Reproduce every line of the material below, but drop the pictures.

• • • •

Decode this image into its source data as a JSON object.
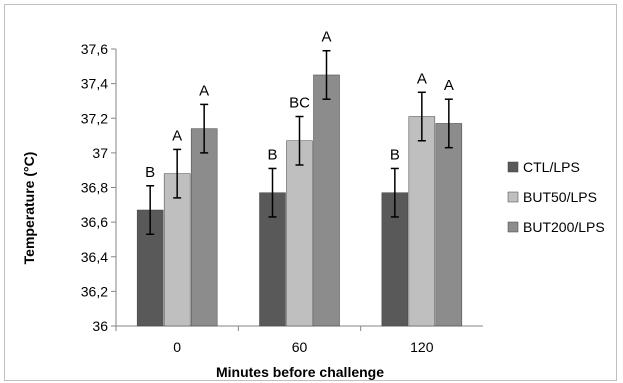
{
  "chart_data": {
    "type": "bar",
    "title": "",
    "xlabel": "Minutes before challenge",
    "ylabel": "Temperature (°C)",
    "ylim": [
      36,
      37.6
    ],
    "yticks": [
      "36",
      "36,2",
      "36,4",
      "36,6",
      "36,8",
      "37",
      "37,2",
      "37,4",
      "37,6"
    ],
    "categories": [
      "0",
      "60",
      "120"
    ],
    "grid": false,
    "legend_position": "right",
    "series": [
      {
        "name": "CTL/LPS",
        "color": "#595959",
        "values": [
          36.67,
          36.77,
          36.77
        ],
        "errors": [
          0.14,
          0.14,
          0.14
        ],
        "significance": [
          "B",
          "B",
          "B"
        ]
      },
      {
        "name": "BUT50/LPS",
        "color": "#bfbfbf",
        "values": [
          36.88,
          37.07,
          37.21
        ],
        "errors": [
          0.14,
          0.14,
          0.14
        ],
        "significance": [
          "A",
          "BC",
          "A"
        ]
      },
      {
        "name": "BUT200/LPS",
        "color": "#8c8c8c",
        "values": [
          37.14,
          37.45,
          37.17
        ],
        "errors": [
          0.14,
          0.14,
          0.14
        ],
        "significance": [
          "A",
          "A",
          "A"
        ]
      }
    ]
  }
}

• • • •

◆ **TASK RESULT**
Decode this image into its source data as a JSON object.
{
  "chart_data": {
    "type": "bar",
    "title": "",
    "xlabel": "Minutes before challenge",
    "ylabel": "Temperature (°C)",
    "ylim": [
      36,
      37.6
    ],
    "yticks": [
      "36",
      "36,2",
      "36,4",
      "36,6",
      "36,8",
      "37",
      "37,2",
      "37,4",
      "37,6"
    ],
    "categories": [
      "0",
      "60",
      "120"
    ],
    "grid": false,
    "legend_position": "right",
    "series": [
      {
        "name": "CTL/LPS",
        "color": "#595959",
        "values": [
          36.67,
          36.77,
          36.77
        ],
        "errors": [
          0.14,
          0.14,
          0.14
        ],
        "significance": [
          "B",
          "B",
          "B"
        ]
      },
      {
        "name": "BUT50/LPS",
        "color": "#bfbfbf",
        "values": [
          36.88,
          37.07,
          37.21
        ],
        "errors": [
          0.14,
          0.14,
          0.14
        ],
        "significance": [
          "A",
          "BC",
          "A"
        ]
      },
      {
        "name": "BUT200/LPS",
        "color": "#8c8c8c",
        "values": [
          37.14,
          37.45,
          37.17
        ],
        "errors": [
          0.14,
          0.14,
          0.14
        ],
        "significance": [
          "A",
          "A",
          "A"
        ]
      }
    ]
  }
}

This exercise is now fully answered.